Source data:
******

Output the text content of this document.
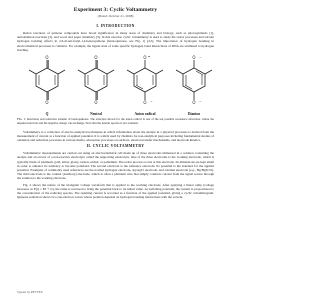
Experiment 3: Cyclic Voltammetry
(Dated: October 21, 2008)
I. INTRODUCTION

Redox reactions of quinone compounds have broad significance in many areas of chemistry and biology, such as photosynthesis [1], antioxidation reactions [2], and wood and paper chemistry [3]. In this exercise cyclic voltammetry is used to study the redox processes and solvent hydrogen bonding effects in 2,6-di-tert-butyl-1,4-benzoquinone (benzoquinone, see Fig. 1) [4,5]. The importance of hydrogen bonding in electrochemical processes is common. For example, the ligand state of some specific hydrogen bond interactions of DNA are attributed to hydrogen bonding.

O
O
Q
O
O
Neutral
O
O −
Anion radical
O −
O −
Dianion

FIG. 1: Reactions and reduction scheme of benzoquinone. The structure shown for the anion radical is one of the ten possible resonance structures, where the unpaired electron and the negative charge can exchange. Note that the neutral species is not aromatic.

Voltammetry is a collection of electro-analytical techniques in which information about the analyte in a physical processes is derived from the measurement of current as a function of applied potential. It is widely used by chemists for non-analytical purposes including fundamental studies of oxidation and reduction processes in various media, adsorption processes on surfaces, electron transfer mechanisms, and electrode kinetics.

II. CYCLIC VOLTAMMETRY

Voltammetric measurements are carried out using an electrochemical cell made up of three electrodes immersed in a solution containing the analyte and an excess of a non-reactive electrolyte called the supporting electrolyte. One of the three electrodes is the working electrode, which is typically made of platinum, gold, silver, glassy carbon, nickel, or palladium. The redox process occurs at this electrode. Its dimensions are kept small in order to enhance its tendency to become polarized. The second electrode is the reference electrode. Its potential is the standard for the applied potential. Examples of commonly used references are the normal hydrogen electrode, Ag/AgCl electrode, and calomel electrode (e.g., Hg/Hg2Cl2). The third electrode is the counter (auxiliary) electrode, which is often a platinum wire that simply conducts current from the signal source through the solution to the working electrode.

Fig. 2 shows the nature of the triangular voltage waveform that is applied to the working electrode. After applying a linear ramp (voltage increases as E(t) = E0 + vt), the ramp is reversed to bring the potential back to its initial value. At switching potential, the current is proportional to the concentration of the reducing species. The resulting current is recorded as a function of the applied potential, giving a cyclic voltammogram. Quinone reduction shows two one-electron waves whose position depends on hydrogen bonding interactions with the solvent.

Typeset by REVTEX
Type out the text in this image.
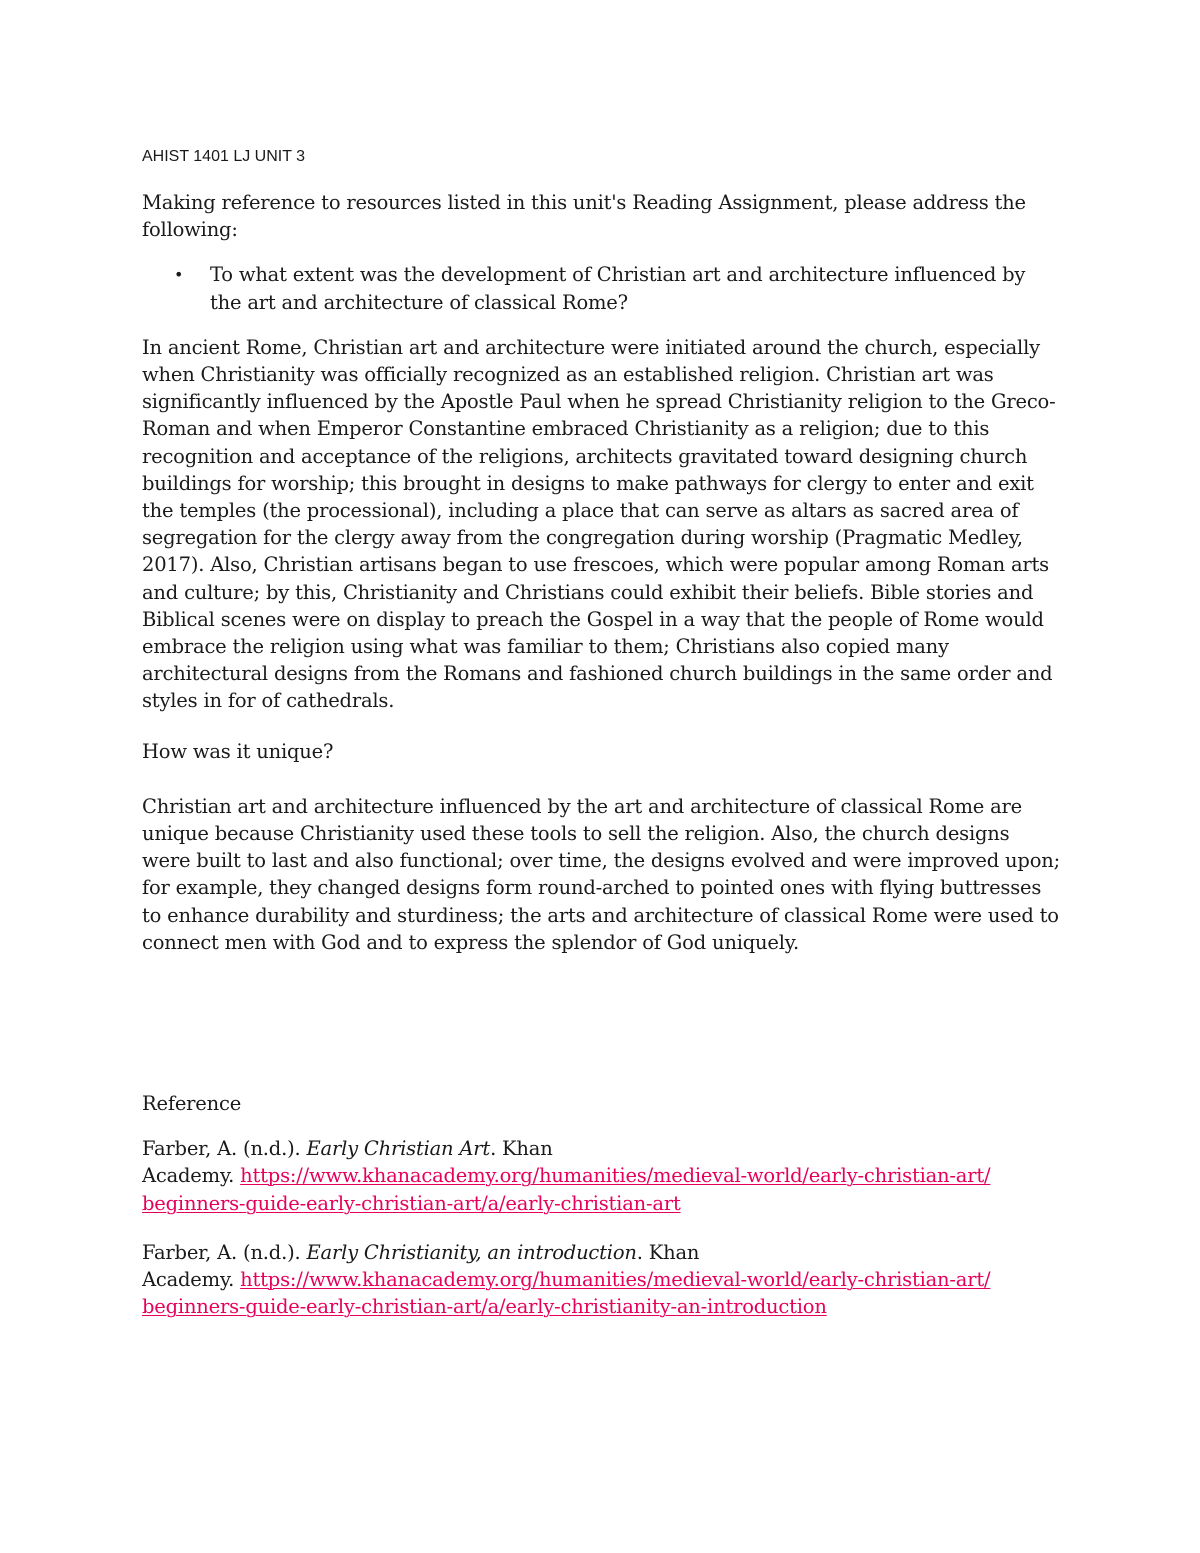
AHIST 1401 LJ UNIT 3

Making reference to resources listed in this unit's Reading Assignment, please address the following:

• To what extent was the development of Christian art and architecture influenced by the art and architecture of classical Rome?

In ancient Rome, Christian art and architecture were initiated around the church, especially when Christianity was officially recognized as an established religion. Christian art was significantly influenced by the Apostle Paul when he spread Christianity religion to the Greco-Roman and when Emperor Constantine embraced Christianity as a religion; due to this recognition and acceptance of the religions, architects gravitated toward designing church buildings for worship; this brought in designs to make pathways for clergy to enter and exit the temples (the processional), including a place that can serve as altars as sacred area of segregation for the clergy away from the congregation during worship (Pragmatic Medley, 2017). Also, Christian artisans began to use frescoes, which were popular among Roman arts and culture; by this, Christianity and Christians could exhibit their beliefs. Bible stories and Biblical scenes were on display to preach the Gospel in a way that the people of Rome would embrace the religion using what was familiar to them; Christians also copied many architectural designs from the Romans and fashioned church buildings in the same order and styles in for of cathedrals.

How was it unique?

Christian art and architecture influenced by the art and architecture of classical Rome are unique because Christianity used these tools to sell the religion. Also, the church designs were built to last and also functional; over time, the designs evolved and were improved upon; for example, they changed designs form round-arched to pointed ones with flying buttresses to enhance durability and sturdiness; the arts and architecture of classical Rome were used to connect men with God and to express the splendor of God uniquely.

Reference

Farber, A. (n.d.). Early Christian Art. Khan
Academy. https://www.khanacademy.org/humanities/medieval-world/early-christian-art/
beginners-guide-early-christian-art/a/early-christian-art
Farber, A. (n.d.). Early Christianity, an introduction. Khan
Academy. https://www.khanacademy.org/humanities/medieval-world/early-christian-art/
beginners-guide-early-christian-art/a/early-christianity-an-introduction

******

TASK INSTRUCTIONS. Pictures are to be left out; repeat all the remaining data exactly.

RESULT FOR THIS EXERCISE.
Output the text content of this document.
Experiment 3: Cyclic Voltammetry
(Dated: October 21, 2008)
I. INTRODUCTION

Redox reactions of quinone compounds have broad significance in many areas of chemistry and biology, such as photosynthesis [1], antioxidation reactions [2], and wood and paper chemistry [3]. In this exercise cyclic voltammetry is used to study the redox processes and solvent hydrogen bonding effects in 2,6-di-tert-butyl-1,4-benzoquinone (benzoquinone, see Fig. 1) [4,5]. The importance of hydrogen bonding in electrochemical processes is common. For example, the ligand state of some specific hydrogen bond interactions of DNA are attributed to hydrogen bonding.

O
O
Q
O
O
Neutral
O
O −
Anion radical
O −
O −
Dianion

FIG. 1: Reactions and reduction scheme of benzoquinone. The structure shown for the anion radical is one of the ten possible resonance structures, where the unpaired electron and the negative charge can exchange. Note that the neutral species is not aromatic.

Voltammetry is a collection of electro-analytical techniques in which information about the analyte in a physical processes is derived from the measurement of current as a function of applied potential. It is widely used by chemists for non-analytical purposes including fundamental studies of oxidation and reduction processes in various media, adsorption processes on surfaces, electron transfer mechanisms, and electrode kinetics.

II. CYCLIC VOLTAMMETRY

Voltammetric measurements are carried out using an electrochemical cell made up of three electrodes immersed in a solution containing the analyte and an excess of a non-reactive electrolyte called the supporting electrolyte. One of the three electrodes is the working electrode, which is typically made of platinum, gold, silver, glassy carbon, nickel, or palladium. The redox process occurs at this electrode. Its dimensions are kept small in order to enhance its tendency to become polarized. The second electrode is the reference electrode. Its potential is the standard for the applied potential. Examples of commonly used references are the normal hydrogen electrode, Ag/AgCl electrode, and calomel electrode (e.g., Hg/Hg2Cl2). The third electrode is the counter (auxiliary) electrode, which is often a platinum wire that simply conducts current from the signal source through the solution to the working electrode.

Fig. 2 shows the nature of the triangular voltage waveform that is applied to the working electrode. After applying a linear ramp (voltage increases as E(t) = E0 + vt), the ramp is reversed to bring the potential back to its initial value. At switching potential, the current is proportional to the concentration of the reducing species. The resulting current is recorded as a function of the applied potential, giving a cyclic voltammogram. Quinone reduction shows two one-electron waves whose position depends on hydrogen bonding interactions with the solvent.

Typeset by REVTEX
Type out the text in this image.
AHIST 1401 LJ UNIT 3

Making reference to resources listed in this unit's Reading Assignment, please address the following:

• To what extent was the development of Christian art and architecture influenced by the art and architecture of classical Rome?

In ancient Rome, Christian art and architecture were initiated around the church, especially when Christianity was officially recognized as an established religion. Christian art was significantly influenced by the Apostle Paul when he spread Christianity religion to the Greco-Roman and when Emperor Constantine embraced Christianity as a religion; due to this recognition and acceptance of the religions, architects gravitated toward designing church buildings for worship; this brought in designs to make pathways for clergy to enter and exit the temples (the processional), including a place that can serve as altars as sacred area of segregation for the clergy away from the congregation during worship (Pragmatic Medley, 2017). Also, Christian artisans began to use frescoes, which were popular among Roman arts and culture; by this, Christianity and Christians could exhibit their beliefs. Bible stories and Biblical scenes were on display to preach the Gospel in a way that the people of Rome would embrace the religion using what was familiar to them; Christians also copied many architectural designs from the Romans and fashioned church buildings in the same order and styles in for of cathedrals.

How was it unique?

Christian art and architecture influenced by the art and architecture of classical Rome are unique because Christianity used these tools to sell the religion. Also, the church designs were built to last and also functional; over time, the designs evolved and were improved upon; for example, they changed designs form round-arched to pointed ones with flying buttresses to enhance durability and sturdiness; the arts and architecture of classical Rome were used to connect men with God and to express the splendor of God uniquely.

Reference

Farber, A. (n.d.). Early Christian Art. Khan
Academy. https://www.khanacademy.org/humanities/medieval-world/early-christian-art/
beginners-guide-early-christian-art/a/early-christian-art
Farber, A. (n.d.). Early Christianity, an introduction. Khan
Academy. https://www.khanacademy.org/humanities/medieval-world/early-christian-art/
beginners-guide-early-christian-art/a/early-christianity-an-introduction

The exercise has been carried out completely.